VORLIEGENDER TEXTAUSZUG >>
........
Sie ist der Auffassung, dass der Ausgangsbescheid nach § 175 Absatz 1 Satz 1 Nummer 2 AO zu ändern sei, denn auch Gerichtsentscheidungen können rückwirkende Ereignisse im Sinne des § 175 Absatz 1 Satz 1 Nummer 2 AO sein. Werde nachträglich ein Sachverhaltsmerkmal, dessen Vorhandensein in der Vergangenheit für die Besteuerung erheblich war, "rückwirkend" anders gestaltet, wirke dies steuerlich zurück. Der rechtserhebliche Sachverhalt, der zu regelnde Einzelfall müsse sich infolge dieses Ereignisses derart anders gestaltet haben, dass nunmehr der veränderte anstelle des zuvor verwirklichten Sachverhalts dem in Frage stehenden Bescheid zugrunde zu legen sei. Hieraus müsse sich ergeben, dass die mit dem nachträglich eingetretenen Ereignis verbundene Vergangenheitswirkung einen rechtswidrigen Zustand habe, den es mit Hilfe der jeweils gebotenen Korrektur zu beseitigen gelte. Auf diese Weise werde umgesetzt, was das materielle Recht nunmehr, im Hinblick auf den veränderten Sachverhalt, gebiete. Das materielle Recht, im vorliegenden Fall § 8 Absatz 1 in Verbindung mit § 9 Absatz 1 Nummer 1 GrEStG gebiete, dass hier ein Kaufpreis in Höhe von 872.423,00 Euro der Grunderwerbsteuerfestsetzung zugrunde gelegt werde. Ansonsten bliebe ein rechtswidriger Zustand (Kaufpreis 1.003.973,00 Euro als grunderwerbsteuerliche Bemessungsgrundlage) erhalten, den die mit dem Urteil des Landgerichtes B. verbundene Vergangenheitswirkung geschaffen hat. Der Grunderwerbsteuer unterliegen die in § 1 Absatz 1 GrEStG genannten Rechtsvorgänge. Hierbei handele es sich um punktuelle Anknüpfungen. Ändern sich in diesen Fällen, d. h. die zum Zeitpunkt der Tatbestandsverwirklichung gegebenen (Wert) Verhältnisse, seien die Voraussetzungen des § 175 Absatz 1 Satz 1 Nummer 2 AO erfüllt.

19

Der Anwendungsbereich des § 16 GrEStG werde durch § 175 Absatz 1 Satz 1 Nr. 2 AO nicht eingeengt. Während § 16 Absatz 3 GrEStG auf Antrag die niedrigere Steuerfestsetzung oder Änderung der Steuerfestsetzung davon abhängig mache, dass "die Herabsetzung der Gegenleistung für das Grundstück" entweder innerhalb von zwei Jahren seit der Entstehung der Steuer stattfinde oder aufgrund des § 437 BGB vollzogen werde, setze § 175 Absatz 1 Satz 1 Nummer 2 AO für den Erlass, die Aufhebung oder die Änderung eines Grunderwerbsteuerbescheides ein rückwirkendes Ereignis, wie im vorliegenden Fall das Urteil des Landgerichtes B. vom 15. April 2015, voraus. Die Entscheidung des Landgerichtes B. habe in den wesentlichen Bestand des Kaufvertrages eingegriffen, nämlich in den Kaufpreis.
........
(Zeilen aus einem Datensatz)
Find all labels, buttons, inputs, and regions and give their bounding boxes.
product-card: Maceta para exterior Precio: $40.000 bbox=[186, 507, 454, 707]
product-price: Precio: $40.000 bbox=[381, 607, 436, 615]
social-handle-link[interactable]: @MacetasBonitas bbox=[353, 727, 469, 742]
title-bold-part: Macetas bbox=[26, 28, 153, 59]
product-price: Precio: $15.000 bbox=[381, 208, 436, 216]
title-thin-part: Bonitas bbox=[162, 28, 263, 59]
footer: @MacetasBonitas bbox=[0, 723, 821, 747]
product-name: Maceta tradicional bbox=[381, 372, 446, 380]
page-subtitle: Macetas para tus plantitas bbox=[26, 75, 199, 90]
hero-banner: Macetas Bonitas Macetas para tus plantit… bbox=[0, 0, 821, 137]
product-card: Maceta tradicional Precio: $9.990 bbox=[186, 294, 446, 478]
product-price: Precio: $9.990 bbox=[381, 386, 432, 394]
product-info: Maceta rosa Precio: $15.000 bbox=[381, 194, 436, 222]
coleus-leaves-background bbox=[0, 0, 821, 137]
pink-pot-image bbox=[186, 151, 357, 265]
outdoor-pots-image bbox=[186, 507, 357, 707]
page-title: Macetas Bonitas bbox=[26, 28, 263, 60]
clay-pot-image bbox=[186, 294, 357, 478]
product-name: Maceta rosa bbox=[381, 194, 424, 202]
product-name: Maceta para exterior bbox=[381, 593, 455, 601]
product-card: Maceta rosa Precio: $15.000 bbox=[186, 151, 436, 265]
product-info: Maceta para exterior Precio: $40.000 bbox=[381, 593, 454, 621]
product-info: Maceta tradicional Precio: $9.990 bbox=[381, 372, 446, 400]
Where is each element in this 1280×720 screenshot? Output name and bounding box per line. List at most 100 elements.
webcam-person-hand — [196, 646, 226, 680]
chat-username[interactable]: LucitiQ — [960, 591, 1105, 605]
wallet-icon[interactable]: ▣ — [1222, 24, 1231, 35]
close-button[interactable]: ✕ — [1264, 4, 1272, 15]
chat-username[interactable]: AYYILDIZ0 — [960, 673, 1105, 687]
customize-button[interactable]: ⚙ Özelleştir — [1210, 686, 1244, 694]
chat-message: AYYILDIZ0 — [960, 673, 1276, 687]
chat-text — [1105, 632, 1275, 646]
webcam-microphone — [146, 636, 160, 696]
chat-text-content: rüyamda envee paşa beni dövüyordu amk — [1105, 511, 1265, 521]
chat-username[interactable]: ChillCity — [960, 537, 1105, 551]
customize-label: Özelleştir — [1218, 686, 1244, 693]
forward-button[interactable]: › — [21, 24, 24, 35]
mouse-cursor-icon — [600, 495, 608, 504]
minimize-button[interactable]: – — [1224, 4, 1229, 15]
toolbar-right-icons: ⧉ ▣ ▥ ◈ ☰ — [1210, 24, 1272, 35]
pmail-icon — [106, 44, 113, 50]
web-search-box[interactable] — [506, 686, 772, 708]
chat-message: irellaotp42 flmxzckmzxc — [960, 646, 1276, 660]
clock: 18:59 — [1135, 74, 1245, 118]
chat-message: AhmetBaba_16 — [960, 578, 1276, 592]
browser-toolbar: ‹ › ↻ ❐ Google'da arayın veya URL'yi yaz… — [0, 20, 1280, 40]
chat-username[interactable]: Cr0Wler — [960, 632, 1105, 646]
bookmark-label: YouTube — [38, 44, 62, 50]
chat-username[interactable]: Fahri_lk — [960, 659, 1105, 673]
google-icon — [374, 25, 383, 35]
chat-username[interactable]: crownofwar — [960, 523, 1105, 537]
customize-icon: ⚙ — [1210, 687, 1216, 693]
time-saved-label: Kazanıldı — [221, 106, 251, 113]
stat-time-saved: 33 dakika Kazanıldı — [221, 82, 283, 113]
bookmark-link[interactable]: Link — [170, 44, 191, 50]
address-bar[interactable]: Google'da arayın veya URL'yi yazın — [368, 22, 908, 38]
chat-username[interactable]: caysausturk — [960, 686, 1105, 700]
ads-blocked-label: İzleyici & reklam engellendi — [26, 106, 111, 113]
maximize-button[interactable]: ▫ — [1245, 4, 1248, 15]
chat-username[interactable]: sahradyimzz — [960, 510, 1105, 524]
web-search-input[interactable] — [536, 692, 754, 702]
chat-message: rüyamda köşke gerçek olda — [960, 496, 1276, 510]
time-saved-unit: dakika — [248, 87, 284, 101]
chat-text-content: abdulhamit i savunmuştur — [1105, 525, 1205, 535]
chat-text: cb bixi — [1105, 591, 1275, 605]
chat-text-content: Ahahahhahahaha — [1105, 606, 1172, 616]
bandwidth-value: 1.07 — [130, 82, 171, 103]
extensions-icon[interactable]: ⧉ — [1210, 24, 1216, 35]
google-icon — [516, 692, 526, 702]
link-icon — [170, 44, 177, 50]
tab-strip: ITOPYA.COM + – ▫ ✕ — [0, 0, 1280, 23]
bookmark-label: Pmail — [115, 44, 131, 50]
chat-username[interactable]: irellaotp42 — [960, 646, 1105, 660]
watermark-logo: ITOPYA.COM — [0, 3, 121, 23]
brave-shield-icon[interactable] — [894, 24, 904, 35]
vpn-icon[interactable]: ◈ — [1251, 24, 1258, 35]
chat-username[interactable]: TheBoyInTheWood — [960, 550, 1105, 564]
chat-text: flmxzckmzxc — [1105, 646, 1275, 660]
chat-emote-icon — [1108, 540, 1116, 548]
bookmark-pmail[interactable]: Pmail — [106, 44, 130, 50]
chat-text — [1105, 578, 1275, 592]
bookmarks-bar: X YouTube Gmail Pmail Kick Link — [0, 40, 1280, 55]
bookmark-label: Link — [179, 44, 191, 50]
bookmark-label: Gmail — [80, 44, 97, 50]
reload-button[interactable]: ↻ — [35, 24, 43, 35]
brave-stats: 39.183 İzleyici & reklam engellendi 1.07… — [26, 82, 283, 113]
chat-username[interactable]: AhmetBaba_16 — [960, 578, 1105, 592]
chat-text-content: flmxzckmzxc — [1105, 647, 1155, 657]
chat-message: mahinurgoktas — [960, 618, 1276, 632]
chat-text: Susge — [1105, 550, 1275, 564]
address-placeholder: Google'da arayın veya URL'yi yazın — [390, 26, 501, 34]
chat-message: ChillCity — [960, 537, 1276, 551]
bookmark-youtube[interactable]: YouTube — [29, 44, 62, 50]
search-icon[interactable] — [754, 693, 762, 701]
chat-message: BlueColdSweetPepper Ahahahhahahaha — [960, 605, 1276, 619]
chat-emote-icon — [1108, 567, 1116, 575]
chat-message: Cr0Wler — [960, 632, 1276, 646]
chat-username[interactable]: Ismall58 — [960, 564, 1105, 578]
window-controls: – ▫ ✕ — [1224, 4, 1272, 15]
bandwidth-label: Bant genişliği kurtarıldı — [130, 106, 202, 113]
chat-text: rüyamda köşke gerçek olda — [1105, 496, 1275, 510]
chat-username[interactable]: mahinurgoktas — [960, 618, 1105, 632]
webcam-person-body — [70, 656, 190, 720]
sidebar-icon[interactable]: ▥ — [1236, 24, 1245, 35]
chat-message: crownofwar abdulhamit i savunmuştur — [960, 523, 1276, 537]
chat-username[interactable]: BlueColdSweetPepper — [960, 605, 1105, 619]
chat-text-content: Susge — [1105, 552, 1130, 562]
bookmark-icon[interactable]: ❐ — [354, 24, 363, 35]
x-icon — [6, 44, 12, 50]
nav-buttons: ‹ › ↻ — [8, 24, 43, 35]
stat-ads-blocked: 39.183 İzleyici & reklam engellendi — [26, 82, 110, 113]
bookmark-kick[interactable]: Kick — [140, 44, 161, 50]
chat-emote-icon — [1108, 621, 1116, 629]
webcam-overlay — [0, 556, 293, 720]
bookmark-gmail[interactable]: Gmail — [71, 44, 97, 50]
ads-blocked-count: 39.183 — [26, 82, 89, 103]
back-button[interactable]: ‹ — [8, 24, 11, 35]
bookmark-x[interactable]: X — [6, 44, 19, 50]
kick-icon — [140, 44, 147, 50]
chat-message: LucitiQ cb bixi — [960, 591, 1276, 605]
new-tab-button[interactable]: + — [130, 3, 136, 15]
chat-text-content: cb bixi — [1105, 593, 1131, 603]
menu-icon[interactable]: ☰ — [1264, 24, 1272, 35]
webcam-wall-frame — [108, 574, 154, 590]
........
ARBEITSANWEISUNGEN >>
1. Welche Paragraphen des GrEStG nennt der Textauszug zur Grunderwerbsteuer? Führen Sie alle auf.
2. Stimmen die folgenden Aussagen mit dem Textauszug zur Grunderwerbsteuer überein? Antworten Sie jeweils mit Ja oder Nein und zitieren Sie die entscheidenden Worte des Textauszugs.
(a) Nach § 16 Absatz 3 GrEStG muss die Herabsetzung der Gegenleistung innerhalb von drei Jahren seit der Entstehung der Steuer stattfinden.
(b) Das Urteil des Landgerichtes B. stammt vom 15. April 2015.
(c) Der Grunderwerbsteuerfestsetzung soll ein Kaufpreis von 872.423,00 Euro zugrunde gelegt werden.
3. Wie könnte der Textauszug zur Grunderwerbsteuer nach seinem letzten Satz weitergehen? Schreiben Sie die Fortsetzung.

ERWARTETE ANTWORTEN >>
1. § 1 GrEStG, § 8 GrEStG, § 9 GrEStG, § 16 GrEStG

2.
(a) Nein: „innerhalb von zwei Jahren seit der Entstehung der Steuer“
(b) Ja: „das Urteil des Landgerichtes B. vom 15. April 2015“
(c) Ja: „dass hier ein Kaufpreis in Höhe von 872.423,00 Euro der Grunderwerbsteuerfestsetzung zugrunde gelegt werde“

3.
20

Dementsprechend seien die Wirkungen der Änderungsnormen des § 16 GrEStG einerseits und des § 175 Absatz 1 Satz 1 Nummer. 2 AO andererseits unterschiedlich. Der Anspruch aus § 16 GrEStG lasse die materielle Rechtmäßigkeit eines einmal entstandenen Steueranspruchs unberührt und habe damit keine echte materielle Rückwirkung, die (bloße) Herabsetzung der Gegenleistung für das Grundstück, wirke nur ex nunc. Dagegen wirke die Steuerfestsetzung gemäß § 175 Absatz 1 Satz 1 Nummer 2 AO ex tunc, weil sie durch das rückwirkende Ereignis ausgelöst werde.

21

Der Beklagte habe zudem den Antrag auf Herabsetzung der Steuer gemäß § 16 Absatz 3 Nummer 1 GrEStG zu Unrecht unter Hinweis auf die kurze Verjährungsfrist von zwei Jahren abgelehnt. Diese Verjährungsfrist habe sich letztlich an dem Urteil des Landgerichtes Berlin vom 15. April 2015 auszurichten, denn durch diese gerichtliche Entscheidung sei der Rückzahlungsanspruch der Klägerin erst rechtswirksam geworden. Erst dieses Ereignis habe die Tatbestandsvoraussetzung für einen Antrag auf Herabsetzung der Grunderwerbsteuer geschaffen. Deren Änderung bzw. Herabsetzung sei mit Schreiben vom 18. August 2015 und damit innerhalb der Zwei-Jahres-Frist beantragt worden. Im Übrigen würden die Rückzahlungsansprüche gegen die BVVG nach der jüngeren Rechtsprechung des Bundesgerichtshofes -BGH- erst nach Ablauf von zehn Jahren verjähren (vgl. BGH-Urteil vom 12. Dezember 2014, V ZR 109/14). Diese Frist sei auch auf die Anwendung des § 26 GrEStG zu übertragen.

22

Wegen der zahlreich aufgeführten Fundstellen in Rechtsprechung und Literatur wird auf den Schriftsatz der Klägerin vom 22. Juni 2016 (BI. 56 Str.Akte) verwiesen.

23

Die Klägerin beantragt,
den Ablehnungsbescheid vom 10. Dezember 2015 in Gestalt der Einspruchsentscheidung vom 19. April 2016 aufzuheben sowie den Beklagten zu verpflichten die Grunderwerbsteuer abweichend von dem Bescheid vom 13. Februar 2009 nach einer Gegenleistung von X,OO Euro auf X,OO Euro festzusetzen.

24

Der Beklagte beantragt,
die Klage abzuweisen.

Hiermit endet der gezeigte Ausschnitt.